- TO DO -
Write out the whole listing again, exactly as given.

##### INFORMATION GIVEN

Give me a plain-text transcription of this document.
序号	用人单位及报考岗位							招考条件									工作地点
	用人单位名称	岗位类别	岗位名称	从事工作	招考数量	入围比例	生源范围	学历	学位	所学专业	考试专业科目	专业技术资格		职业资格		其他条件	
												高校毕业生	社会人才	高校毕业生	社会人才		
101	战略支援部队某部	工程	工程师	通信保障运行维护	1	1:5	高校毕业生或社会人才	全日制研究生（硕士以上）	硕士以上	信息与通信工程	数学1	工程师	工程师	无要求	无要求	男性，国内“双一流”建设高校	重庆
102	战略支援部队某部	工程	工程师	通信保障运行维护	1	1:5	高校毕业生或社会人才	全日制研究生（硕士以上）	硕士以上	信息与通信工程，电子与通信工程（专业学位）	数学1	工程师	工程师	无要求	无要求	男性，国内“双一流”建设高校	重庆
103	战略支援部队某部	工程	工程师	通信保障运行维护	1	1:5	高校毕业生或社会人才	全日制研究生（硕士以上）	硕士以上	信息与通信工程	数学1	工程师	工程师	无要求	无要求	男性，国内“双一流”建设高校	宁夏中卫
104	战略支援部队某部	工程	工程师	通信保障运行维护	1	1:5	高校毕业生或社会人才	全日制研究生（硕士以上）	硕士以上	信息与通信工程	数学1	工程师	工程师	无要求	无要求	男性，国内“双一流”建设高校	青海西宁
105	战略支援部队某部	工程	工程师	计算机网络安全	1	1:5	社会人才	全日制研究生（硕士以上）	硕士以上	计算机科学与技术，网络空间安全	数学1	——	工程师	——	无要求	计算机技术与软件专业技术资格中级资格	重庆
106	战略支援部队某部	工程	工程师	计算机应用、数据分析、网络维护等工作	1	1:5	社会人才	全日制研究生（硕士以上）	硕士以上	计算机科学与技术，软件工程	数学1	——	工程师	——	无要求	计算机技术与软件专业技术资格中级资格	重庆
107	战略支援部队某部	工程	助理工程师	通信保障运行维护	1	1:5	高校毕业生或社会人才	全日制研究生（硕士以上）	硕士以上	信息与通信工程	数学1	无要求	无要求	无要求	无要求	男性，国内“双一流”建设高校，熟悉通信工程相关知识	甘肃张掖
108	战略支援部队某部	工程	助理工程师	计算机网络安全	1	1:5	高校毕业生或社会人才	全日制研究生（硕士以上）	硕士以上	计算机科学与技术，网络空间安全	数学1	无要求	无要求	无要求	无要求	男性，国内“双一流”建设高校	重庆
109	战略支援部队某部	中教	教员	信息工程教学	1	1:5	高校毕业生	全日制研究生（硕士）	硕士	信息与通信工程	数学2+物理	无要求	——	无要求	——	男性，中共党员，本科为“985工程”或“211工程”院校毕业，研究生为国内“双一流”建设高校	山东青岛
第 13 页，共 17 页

##########

- RESULT FOR THIS EXERCISE -
Give me a plain-text transcription of this document.
序号	用人单位及报考岗位							招考条件									工作地点
	用人单位名称	岗位类别	岗位名称	从事工作	招考数量	入围比例	生源范围	学历	学位	所学专业	考试专业科目	专业技术资格		职业资格		其他条件	
												高校毕业生	社会人才	高校毕业生	社会人才		
101	战略支援部队某部	工程	工程师	通信保障运行维护	1	1:5	高校毕业生或社会人才	全日制研究生（硕士以上）	硕士以上	信息与通信工程	数学1	工程师	工程师	无要求	无要求	男性，国内“双一流”建设高校	重庆
102	战略支援部队某部	工程	工程师	通信保障运行维护	1	1:5	高校毕业生或社会人才	全日制研究生（硕士以上）	硕士以上	信息与通信工程，电子与通信工程（专业学位）	数学1	工程师	工程师	无要求	无要求	男性，国内“双一流”建设高校	重庆
103	战略支援部队某部	工程	工程师	通信保障运行维护	1	1:5	高校毕业生或社会人才	全日制研究生（硕士以上）	硕士以上	信息与通信工程	数学1	工程师	工程师	无要求	无要求	男性，国内“双一流”建设高校	宁夏中卫
104	战略支援部队某部	工程	工程师	通信保障运行维护	1	1:5	高校毕业生或社会人才	全日制研究生（硕士以上）	硕士以上	信息与通信工程	数学1	工程师	工程师	无要求	无要求	男性，国内“双一流”建设高校	青海西宁
105	战略支援部队某部	工程	工程师	计算机网络安全	1	1:5	社会人才	全日制研究生（硕士以上）	硕士以上	计算机科学与技术，网络空间安全	数学1	——	工程师	——	无要求	计算机技术与软件专业技术资格中级资格	重庆
106	战略支援部队某部	工程	工程师	计算机应用、数据分析、网络维护等工作	1	1:5	社会人才	全日制研究生（硕士以上）	硕士以上	计算机科学与技术，软件工程	数学1	——	工程师	——	无要求	计算机技术与软件专业技术资格中级资格	重庆
107	战略支援部队某部	工程	助理工程师	通信保障运行维护	1	1:5	高校毕业生或社会人才	全日制研究生（硕士以上）	硕士以上	信息与通信工程	数学1	无要求	无要求	无要求	无要求	男性，国内“双一流”建设高校，熟悉通信工程相关知识	甘肃张掖
108	战略支援部队某部	工程	助理工程师	计算机网络安全	1	1:5	高校毕业生或社会人才	全日制研究生（硕士以上）	硕士以上	计算机科学与技术，网络空间安全	数学1	无要求	无要求	无要求	无要求	男性，国内“双一流”建设高校	重庆
109	战略支援部队某部	中教	教员	信息工程教学	1	1:5	高校毕业生	全日制研究生（硕士）	硕士	信息与通信工程	数学2+物理	无要求	——	无要求	——	男性，中共党员，本科为“985工程”或“211工程”院校毕业，研究生为国内“双一流”建设高校	山东青岛
第 13 页，共 17 页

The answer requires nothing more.